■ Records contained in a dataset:
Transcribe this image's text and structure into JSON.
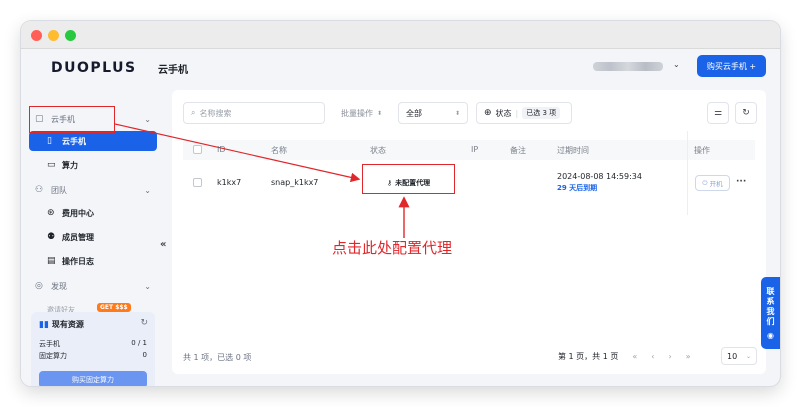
{
  "app": {
    "logo": "DUOPLUS"
  },
  "sidebar": {
    "groups": [
      {
        "label": "云手机",
        "icon": "phone-group-icon"
      },
      {
        "label": "团队",
        "icon": "team-icon"
      },
      {
        "label": "发现",
        "icon": "discover-icon"
      }
    ],
    "items": [
      {
        "label": "云手机",
        "icon": "phone-icon",
        "active": true
      },
      {
        "label": "算力",
        "icon": "monitor-icon"
      },
      {
        "label": "费用中心",
        "icon": "coin-icon"
      },
      {
        "label": "成员管理",
        "icon": "members-icon"
      },
      {
        "label": "操作日志",
        "icon": "log-icon"
      }
    ],
    "discover_badge": "GET $$$",
    "discover_partial": "邀请好友",
    "resources": {
      "title": "现有资源",
      "rows": [
        {
          "label": "云手机",
          "value": "0 / 1"
        },
        {
          "label": "固定算力",
          "value": "0"
        }
      ],
      "button": "购买固定算力"
    },
    "collapse": "«"
  },
  "header": {
    "title": "云手机",
    "account_chevron": "⌄",
    "buy_button": "购买云手机 +"
  },
  "toolbar": {
    "search_placeholder": "名称搜索",
    "batch": "批量操作",
    "filter_all": "全部",
    "status_label": "状态",
    "status_selected": "已选 3 项"
  },
  "table": {
    "columns": [
      "ID",
      "名称",
      "状态",
      "IP",
      "备注",
      "过期时间",
      "操作"
    ],
    "rows": [
      {
        "id": "k1kx7",
        "name": "snap_k1kx7",
        "status": "未配置代理",
        "ip": "",
        "remark": "",
        "expire_date": "2024-08-08 14:59:34",
        "expire_remaining": "29 天后到期",
        "power_button": "开机",
        "more": "···"
      }
    ]
  },
  "footer": {
    "count": "共 1 项，已选 0 项",
    "page_info": "第 1 页，共 1 页",
    "page_size": "10"
  },
  "annotation": {
    "text": "点击此处配置代理",
    "color": "#e0272b"
  },
  "contact": {
    "label": [
      "联",
      "系",
      "我",
      "们"
    ]
  },
  "colors": {
    "accent": "#1a63e8",
    "annotation": "#e0272b"
  }
}
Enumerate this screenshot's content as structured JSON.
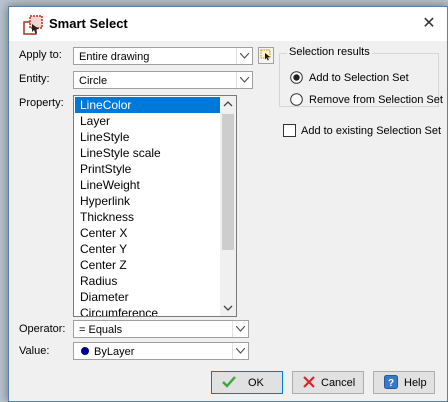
{
  "window": {
    "title": "Smart Select",
    "close_glyph": "✕"
  },
  "apply_to": {
    "label": "Apply to:",
    "value": "Entire drawing"
  },
  "entity": {
    "label": "Entity:",
    "value": "Circle"
  },
  "property": {
    "label": "Property:",
    "items": [
      "LineColor",
      "Layer",
      "LineStyle",
      "LineStyle scale",
      "PrintStyle",
      "LineWeight",
      "Hyperlink",
      "Thickness",
      "Center X",
      "Center Y",
      "Center Z",
      "Radius",
      "Diameter",
      "Circumference"
    ],
    "selected": "LineColor"
  },
  "operator": {
    "label": "Operator:",
    "value": "= Equals"
  },
  "value": {
    "label": "Value:",
    "value": "ByLayer",
    "swatch_color": "#00008b"
  },
  "selection_results": {
    "title": "Selection results",
    "options": [
      "Add to Selection Set",
      "Remove from Selection Set"
    ],
    "selected": "Add to Selection Set"
  },
  "add_existing": {
    "label": "Add to existing Selection Set",
    "checked": false
  },
  "buttons": {
    "ok": "OK",
    "cancel": "Cancel",
    "help": "Help"
  },
  "colors": {
    "selection": "#0078d7",
    "ok_check": "#3ca83c",
    "cancel_x": "#d9262e",
    "help_icon": "#3a78c8"
  }
}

■ Stated exercise:
Your task is to copy the entries in full and exactly, without any images.

■ Task solution:
Transcribe this image's text and structure into JSON.
{
  "app": {
    "logo": "DUOPLUS"
  },
  "sidebar": {
    "groups": [
      {
        "label": "云手机",
        "icon": "phone-group-icon"
      },
      {
        "label": "团队",
        "icon": "team-icon"
      },
      {
        "label": "发现",
        "icon": "discover-icon"
      }
    ],
    "items": [
      {
        "label": "云手机",
        "icon": "phone-icon",
        "active": true
      },
      {
        "label": "算力",
        "icon": "monitor-icon"
      },
      {
        "label": "费用中心",
        "icon": "coin-icon"
      },
      {
        "label": "成员管理",
        "icon": "members-icon"
      },
      {
        "label": "操作日志",
        "icon": "log-icon"
      }
    ],
    "discover_badge": "GET $$$",
    "discover_partial": "邀请好友",
    "resources": {
      "title": "现有资源",
      "rows": [
        {
          "label": "云手机",
          "value": "0 / 1"
        },
        {
          "label": "固定算力",
          "value": "0"
        }
      ],
      "button": "购买固定算力"
    },
    "collapse": "«"
  },
  "header": {
    "title": "云手机",
    "account_chevron": "⌄",
    "buy_button": "购买云手机 +"
  },
  "toolbar": {
    "search_placeholder": "名称搜索",
    "batch": "批量操作",
    "filter_all": "全部",
    "status_label": "状态",
    "status_selected": "已选 3 项"
  },
  "table": {
    "columns": [
      "ID",
      "名称",
      "状态",
      "IP",
      "备注",
      "过期时间",
      "操作"
    ],
    "rows": [
      {
        "id": "k1kx7",
        "name": "snap_k1kx7",
        "status": "未配置代理",
        "ip": "",
        "remark": "",
        "expire_date": "2024-08-08 14:59:34",
        "expire_remaining": "29 天后到期",
        "power_button": "开机",
        "more": "···"
      }
    ]
  },
  "footer": {
    "count": "共 1 项，已选 0 项",
    "page_info": "第 1 页，共 1 页",
    "page_size": "10"
  },
  "annotation": {
    "text": "点击此处配置代理",
    "color": "#e0272b"
  },
  "contact": {
    "label": [
      "联",
      "系",
      "我",
      "们"
    ]
  },
  "colors": {
    "accent": "#1a63e8",
    "annotation": "#e0272b"
  }
}
Enumerate this screenshot's content as structured JSON.
{
  "window": {
    "title": "Smart Select",
    "close_glyph": "✕"
  },
  "apply_to": {
    "label": "Apply to:",
    "value": "Entire drawing"
  },
  "entity": {
    "label": "Entity:",
    "value": "Circle"
  },
  "property": {
    "label": "Property:",
    "items": [
      "LineColor",
      "Layer",
      "LineStyle",
      "LineStyle scale",
      "PrintStyle",
      "LineWeight",
      "Hyperlink",
      "Thickness",
      "Center X",
      "Center Y",
      "Center Z",
      "Radius",
      "Diameter",
      "Circumference"
    ],
    "selected": "LineColor"
  },
  "operator": {
    "label": "Operator:",
    "value": "= Equals"
  },
  "value": {
    "label": "Value:",
    "value": "ByLayer",
    "swatch_color": "#00008b"
  },
  "selection_results": {
    "title": "Selection results",
    "options": [
      "Add to Selection Set",
      "Remove from Selection Set"
    ],
    "selected": "Add to Selection Set"
  },
  "add_existing": {
    "label": "Add to existing Selection Set",
    "checked": false
  },
  "buttons": {
    "ok": "OK",
    "cancel": "Cancel",
    "help": "Help"
  },
  "colors": {
    "selection": "#0078d7",
    "ok_check": "#3ca83c",
    "cancel_x": "#d9262e",
    "help_icon": "#3a78c8"
  }
}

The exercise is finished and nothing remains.